→ **Requirement**: Copy out all the lines in the records that include the word "JSON".

→ **Records from a data collection**:
* * * *

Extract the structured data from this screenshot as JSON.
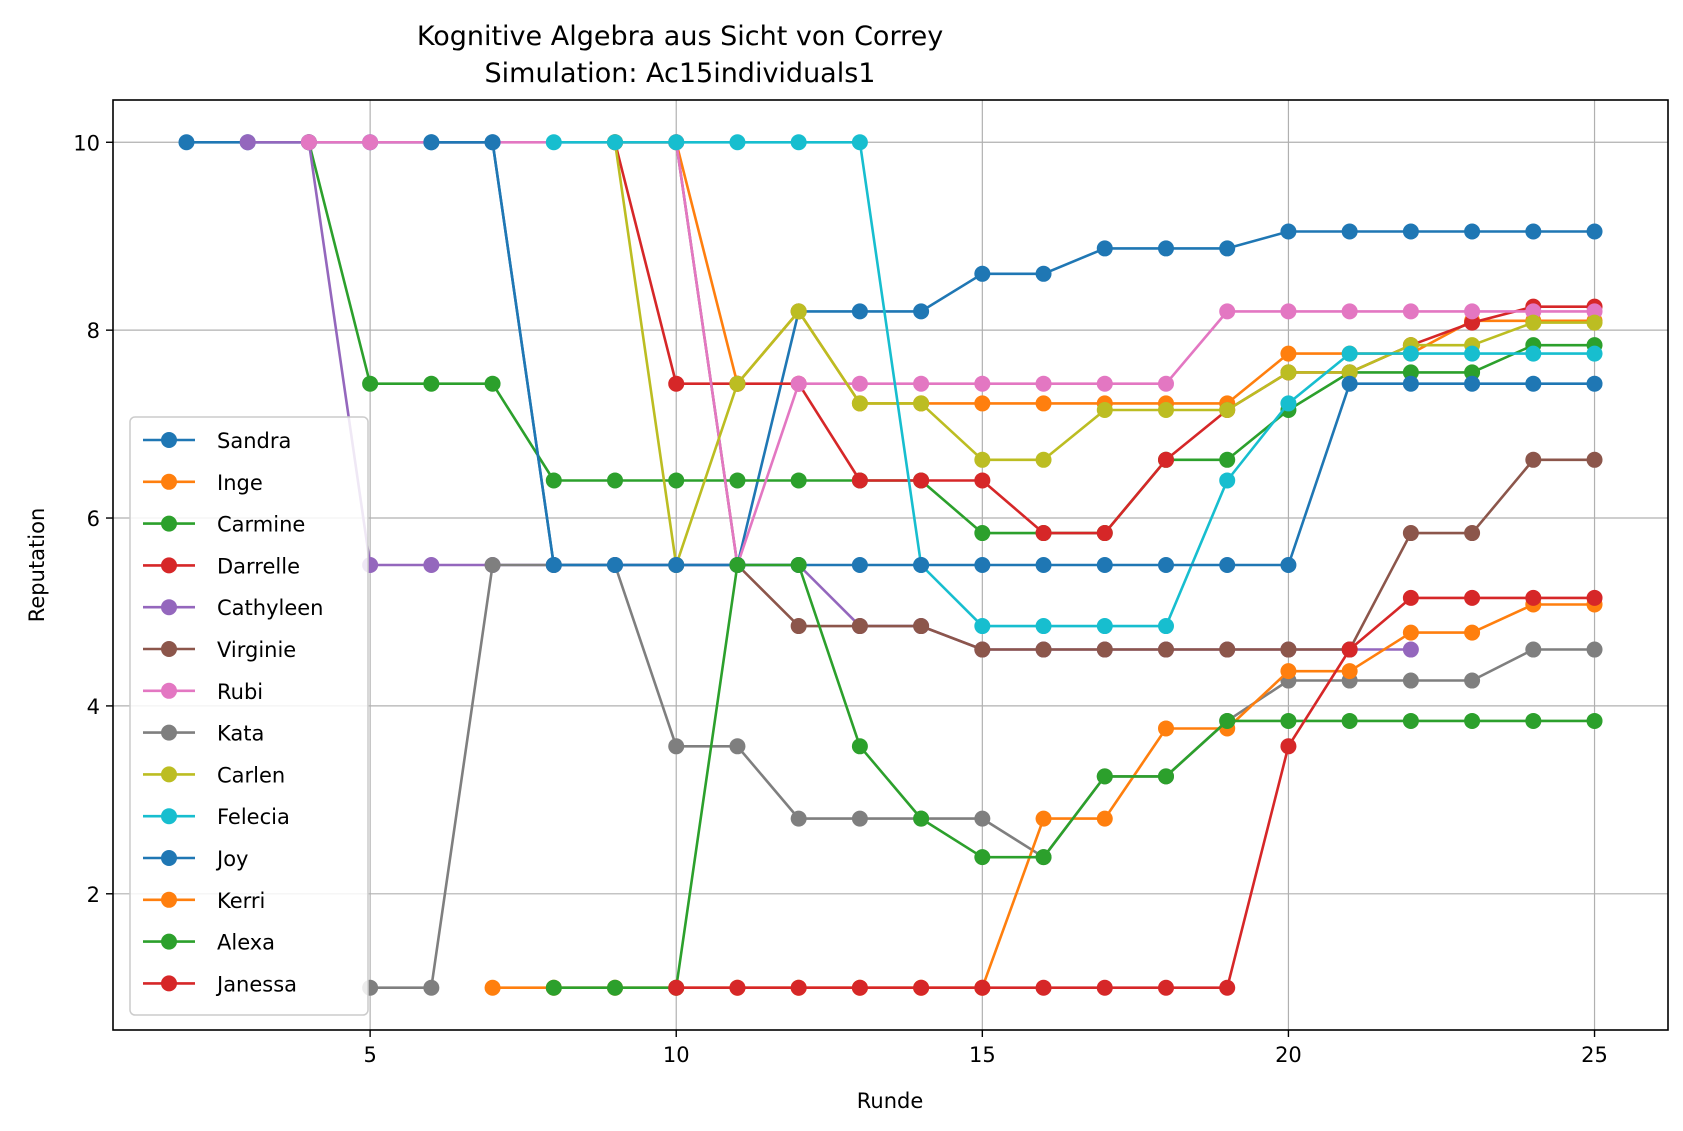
{
  "chart_data": {
    "type": "line",
    "title": "Kognitive Algebra aus Sicht von Correy",
    "subtitle": "Simulation: Ac15individuals1",
    "xlabel": "Runde",
    "ylabel": "Reputation",
    "xlim": [
      0.8,
      26.2
    ],
    "ylim": [
      0.55,
      10.45
    ],
    "xticks": [
      5,
      10,
      15,
      20,
      25
    ],
    "yticks": [
      2,
      4,
      6,
      8,
      10
    ],
    "grid": true,
    "legend_position": "lower-left",
    "series": [
      {
        "name": "Sandra",
        "color": "#1f77b4",
        "points": [
          [
            2,
            10
          ],
          [
            3,
            10
          ],
          [
            4,
            10
          ],
          [
            5,
            10
          ],
          [
            6,
            10
          ],
          [
            7,
            10
          ],
          [
            8,
            5.5
          ],
          [
            9,
            5.5
          ],
          [
            10,
            5.5
          ],
          [
            11,
            5.5
          ],
          [
            12,
            8.2
          ],
          [
            13,
            8.2
          ],
          [
            14,
            8.2
          ],
          [
            15,
            8.6
          ],
          [
            16,
            8.6
          ],
          [
            17,
            8.87
          ],
          [
            18,
            8.87
          ],
          [
            19,
            8.87
          ],
          [
            20,
            9.05
          ],
          [
            21,
            9.05
          ],
          [
            22,
            9.05
          ],
          [
            23,
            9.05
          ],
          [
            24,
            9.05
          ],
          [
            25,
            9.05
          ]
        ]
      },
      {
        "name": "Inge",
        "color": "#ff7f0e",
        "points": [
          [
            9,
            10
          ],
          [
            10,
            10
          ],
          [
            11,
            7.43
          ],
          [
            12,
            8.2
          ],
          [
            13,
            7.22
          ],
          [
            14,
            7.22
          ],
          [
            15,
            7.22
          ],
          [
            16,
            7.22
          ],
          [
            17,
            7.22
          ],
          [
            18,
            7.22
          ],
          [
            19,
            7.22
          ],
          [
            20,
            7.75
          ],
          [
            21,
            7.75
          ],
          [
            22,
            7.75
          ],
          [
            23,
            8.1
          ],
          [
            24,
            8.1
          ],
          [
            25,
            8.1
          ]
        ]
      },
      {
        "name": "Carmine",
        "color": "#2ca02c",
        "points": [
          [
            4,
            10
          ],
          [
            5,
            7.43
          ],
          [
            6,
            7.43
          ],
          [
            7,
            7.43
          ],
          [
            8,
            6.4
          ],
          [
            9,
            6.4
          ],
          [
            10,
            6.4
          ],
          [
            11,
            6.4
          ],
          [
            12,
            6.4
          ],
          [
            13,
            6.4
          ],
          [
            14,
            6.4
          ],
          [
            15,
            5.84
          ],
          [
            16,
            5.84
          ],
          [
            17,
            5.84
          ],
          [
            18,
            6.62
          ],
          [
            19,
            6.62
          ],
          [
            20,
            7.15
          ],
          [
            21,
            7.55
          ],
          [
            22,
            7.55
          ],
          [
            23,
            7.55
          ],
          [
            24,
            7.84
          ],
          [
            25,
            7.84
          ]
        ]
      },
      {
        "name": "Darrelle",
        "color": "#d62728",
        "points": [
          [
            9,
            10
          ],
          [
            10,
            7.43
          ],
          [
            11,
            7.43
          ],
          [
            12,
            7.43
          ],
          [
            13,
            6.4
          ],
          [
            14,
            6.4
          ],
          [
            15,
            6.4
          ],
          [
            16,
            5.84
          ],
          [
            17,
            5.84
          ],
          [
            18,
            6.62
          ],
          [
            19,
            7.15
          ],
          [
            20,
            7.55
          ],
          [
            21,
            7.55
          ],
          [
            22,
            7.84
          ],
          [
            23,
            8.08
          ],
          [
            24,
            8.25
          ],
          [
            25,
            8.25
          ]
        ]
      },
      {
        "name": "Cathyleen",
        "color": "#9467bd",
        "points": [
          [
            3,
            10
          ],
          [
            4,
            10
          ],
          [
            5,
            5.5
          ],
          [
            6,
            5.5
          ],
          [
            7,
            5.5
          ],
          [
            8,
            5.5
          ],
          [
            9,
            5.5
          ],
          [
            10,
            5.5
          ],
          [
            11,
            5.5
          ],
          [
            12,
            5.5
          ],
          [
            13,
            4.85
          ],
          [
            14,
            4.85
          ],
          [
            15,
            4.6
          ],
          [
            16,
            4.6
          ],
          [
            17,
            4.6
          ],
          [
            18,
            4.6
          ],
          [
            19,
            4.6
          ],
          [
            20,
            4.6
          ],
          [
            21,
            4.6
          ],
          [
            22,
            4.6
          ]
        ]
      },
      {
        "name": "Virginie",
        "color": "#8c564b",
        "points": [
          [
            10,
            10
          ],
          [
            11,
            5.5
          ],
          [
            12,
            4.85
          ],
          [
            13,
            4.85
          ],
          [
            14,
            4.85
          ],
          [
            15,
            4.6
          ],
          [
            16,
            4.6
          ],
          [
            17,
            4.6
          ],
          [
            18,
            4.6
          ],
          [
            19,
            4.6
          ],
          [
            20,
            4.6
          ],
          [
            21,
            4.6
          ],
          [
            22,
            5.84
          ],
          [
            23,
            5.84
          ],
          [
            24,
            6.62
          ],
          [
            25,
            6.62
          ]
        ]
      },
      {
        "name": "Rubi",
        "color": "#e377c2",
        "points": [
          [
            4,
            10
          ],
          [
            5,
            10
          ],
          [
            10,
            10
          ],
          [
            11,
            5.5
          ],
          [
            12,
            7.43
          ],
          [
            13,
            7.43
          ],
          [
            14,
            7.43
          ],
          [
            15,
            7.43
          ],
          [
            16,
            7.43
          ],
          [
            17,
            7.43
          ],
          [
            18,
            7.43
          ],
          [
            19,
            8.2
          ],
          [
            20,
            8.2
          ],
          [
            21,
            8.2
          ],
          [
            22,
            8.2
          ],
          [
            23,
            8.2
          ],
          [
            24,
            8.2
          ],
          [
            25,
            8.2
          ]
        ]
      },
      {
        "name": "Kata",
        "color": "#7f7f7f",
        "points": [
          [
            5,
            1
          ],
          [
            6,
            1
          ],
          [
            7,
            5.5
          ],
          [
            8,
            5.5
          ],
          [
            9,
            5.5
          ],
          [
            10,
            3.57
          ],
          [
            11,
            3.57
          ],
          [
            12,
            2.8
          ],
          [
            13,
            2.8
          ],
          [
            14,
            2.8
          ],
          [
            15,
            2.8
          ],
          [
            16,
            2.39
          ],
          [
            17,
            3.25
          ],
          [
            18,
            3.25
          ],
          [
            19,
            3.84
          ],
          [
            20,
            4.27
          ],
          [
            21,
            4.27
          ],
          [
            22,
            4.27
          ],
          [
            23,
            4.27
          ],
          [
            24,
            4.6
          ],
          [
            25,
            4.6
          ]
        ]
      },
      {
        "name": "Carlen",
        "color": "#bcbd22",
        "points": [
          [
            9,
            10
          ],
          [
            10,
            5.5
          ],
          [
            11,
            7.43
          ],
          [
            12,
            8.2
          ],
          [
            13,
            7.22
          ],
          [
            14,
            7.22
          ],
          [
            15,
            6.62
          ],
          [
            16,
            6.62
          ],
          [
            17,
            7.15
          ],
          [
            18,
            7.15
          ],
          [
            19,
            7.15
          ],
          [
            20,
            7.55
          ],
          [
            21,
            7.55
          ],
          [
            22,
            7.84
          ],
          [
            23,
            7.84
          ],
          [
            24,
            8.08
          ],
          [
            25,
            8.08
          ]
        ]
      },
      {
        "name": "Felecia",
        "color": "#17becf",
        "points": [
          [
            8,
            10
          ],
          [
            9,
            10
          ],
          [
            10,
            10
          ],
          [
            11,
            10
          ],
          [
            12,
            10
          ],
          [
            13,
            10
          ],
          [
            14,
            5.5
          ],
          [
            15,
            4.85
          ],
          [
            16,
            4.85
          ],
          [
            17,
            4.85
          ],
          [
            18,
            4.85
          ],
          [
            19,
            6.4
          ],
          [
            20,
            7.22
          ],
          [
            21,
            7.75
          ],
          [
            22,
            7.75
          ],
          [
            23,
            7.75
          ],
          [
            24,
            7.75
          ],
          [
            25,
            7.75
          ]
        ]
      },
      {
        "name": "Joy",
        "color": "#1f77b4",
        "points": [
          [
            6,
            10
          ],
          [
            7,
            10
          ],
          [
            8,
            5.5
          ],
          [
            9,
            5.5
          ],
          [
            10,
            5.5
          ],
          [
            11,
            5.5
          ],
          [
            12,
            5.5
          ],
          [
            13,
            5.5
          ],
          [
            14,
            5.5
          ],
          [
            15,
            5.5
          ],
          [
            16,
            5.5
          ],
          [
            17,
            5.5
          ],
          [
            18,
            5.5
          ],
          [
            19,
            5.5
          ],
          [
            20,
            5.5
          ],
          [
            21,
            7.43
          ],
          [
            22,
            7.43
          ],
          [
            23,
            7.43
          ],
          [
            24,
            7.43
          ],
          [
            25,
            7.43
          ]
        ]
      },
      {
        "name": "Kerri",
        "color": "#ff7f0e",
        "points": [
          [
            7,
            1
          ],
          [
            8,
            1
          ],
          [
            9,
            1
          ],
          [
            10,
            1
          ],
          [
            11,
            1
          ],
          [
            12,
            1
          ],
          [
            13,
            1
          ],
          [
            14,
            1
          ],
          [
            15,
            1
          ],
          [
            16,
            2.8
          ],
          [
            17,
            2.8
          ],
          [
            18,
            3.76
          ],
          [
            19,
            3.76
          ],
          [
            20,
            4.37
          ],
          [
            21,
            4.37
          ],
          [
            22,
            4.78
          ],
          [
            23,
            4.78
          ],
          [
            24,
            5.08
          ],
          [
            25,
            5.08
          ]
        ]
      },
      {
        "name": "Alexa",
        "color": "#2ca02c",
        "points": [
          [
            8,
            1
          ],
          [
            9,
            1
          ],
          [
            10,
            1
          ],
          [
            11,
            5.5
          ],
          [
            12,
            5.5
          ],
          [
            13,
            3.57
          ],
          [
            14,
            2.8
          ],
          [
            15,
            2.39
          ],
          [
            16,
            2.39
          ],
          [
            17,
            3.25
          ],
          [
            18,
            3.25
          ],
          [
            19,
            3.84
          ],
          [
            20,
            3.84
          ],
          [
            21,
            3.84
          ],
          [
            22,
            3.84
          ],
          [
            23,
            3.84
          ],
          [
            24,
            3.84
          ],
          [
            25,
            3.84
          ]
        ]
      },
      {
        "name": "Janessa",
        "color": "#d62728",
        "points": [
          [
            10,
            1
          ],
          [
            11,
            1
          ],
          [
            12,
            1
          ],
          [
            13,
            1
          ],
          [
            14,
            1
          ],
          [
            15,
            1
          ],
          [
            16,
            1
          ],
          [
            17,
            1
          ],
          [
            18,
            1
          ],
          [
            19,
            1
          ],
          [
            20,
            3.57
          ],
          [
            21,
            4.6
          ],
          [
            22,
            5.15
          ],
          [
            23,
            5.15
          ],
          [
            24,
            5.15
          ],
          [
            25,
            5.15
          ]
        ]
      }
    ]
  }
}
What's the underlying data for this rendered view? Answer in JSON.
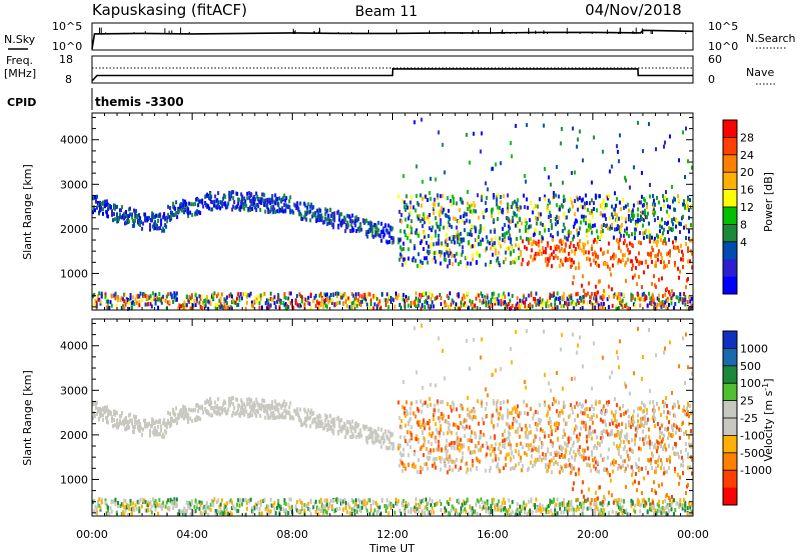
{
  "header": {
    "station": "Kapuskasing (fitACF)",
    "beam": "Beam 11",
    "date": "04/Nov/2018"
  },
  "strip": {
    "nsky_label": "N.Sky",
    "nsky_ticks": [
      "10^5",
      "10^0"
    ],
    "nsearch_label": "N.Search",
    "nsearch_ticks": [
      "10^5",
      "10^0"
    ],
    "freq_label": "Freq.",
    "freq_unit": "[MHz]",
    "freq_ticks": [
      "18",
      "8"
    ],
    "nave_label": "Nave",
    "nave_ticks": [
      "60",
      "0"
    ],
    "cpid_label": "CPID",
    "cpid_value": "themis -3300"
  },
  "power": {
    "ylabel": "Slant Range [km]",
    "yticks": [
      "4000",
      "3000",
      "2000",
      "1000"
    ],
    "cbar_label": "Power [dB]",
    "cbar_ticks": [
      "28",
      "24",
      "20",
      "16",
      "12",
      "8",
      "4"
    ],
    "cbar_colors": [
      "#ff0000",
      "#ff4000",
      "#ff8000",
      "#ffb000",
      "#ffff00",
      "#00c000",
      "#1a8a3a",
      "#004cb0",
      "#2a20d0",
      "#0000ff"
    ]
  },
  "velocity": {
    "ylabel": "Slant Range [km]",
    "yticks": [
      "4000",
      "3000",
      "2000",
      "1000"
    ],
    "cbar_label": "Velocity [m s",
    "cbar_label_sup": "-1",
    "cbar_label_end": "]",
    "cbar_ticks": [
      "1000",
      "500",
      "100",
      "25",
      "-25",
      "-100",
      "-500",
      "-1000"
    ],
    "cbar_colors": [
      "#1030c0",
      "#1a6ab0",
      "#1a8a3a",
      "#50c030",
      "#c8c8c0",
      "#c8c8c0",
      "#ffb000",
      "#ff8000",
      "#ff4000",
      "#ff0000"
    ]
  },
  "xaxis": {
    "label": "Time UT",
    "ticks": [
      "00:00",
      "04:00",
      "08:00",
      "12:00",
      "16:00",
      "20:00",
      "00:00"
    ]
  },
  "chart_data": [
    {
      "type": "line",
      "title": "N.Sky / N.Search",
      "x_hours": [
        0,
        0.1,
        2,
        4,
        6,
        8,
        10,
        12,
        14,
        16,
        18,
        20,
        21.9,
        22,
        24
      ],
      "nsky_log": [
        0.0,
        2.9,
        3.0,
        2.9,
        3.0,
        3.1,
        3.0,
        3.0,
        3.1,
        3.1,
        3.2,
        3.2,
        3.1,
        3.6,
        3.4
      ]
    },
    {
      "type": "line",
      "title": "Freq / Nave",
      "x_hours": [
        0,
        0.2,
        12,
        12.01,
        21.8,
        21.81,
        24
      ],
      "freq_mhz": [
        8,
        10.5,
        10.5,
        13.5,
        13.5,
        10.5,
        10.5
      ],
      "nave": [
        31,
        31,
        31,
        31,
        31,
        31,
        31
      ]
    },
    {
      "type": "heatmap",
      "title": "Power [dB]",
      "xlim": [
        0,
        24
      ],
      "ylim": [
        180,
        4600
      ],
      "xlabel": "Time UT",
      "ylabel": "Slant Range [km]"
    },
    {
      "type": "heatmap",
      "title": "Velocity [m s-1]",
      "xlim": [
        0,
        24
      ],
      "ylim": [
        180,
        4600
      ],
      "xlabel": "Time UT",
      "ylabel": "Slant Range [km]"
    }
  ]
}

* * * *

→ **Task answer**:
Extract the structured data from this screenshot as JSON.
What's the underlying data for this rendered view? Answer in JSON.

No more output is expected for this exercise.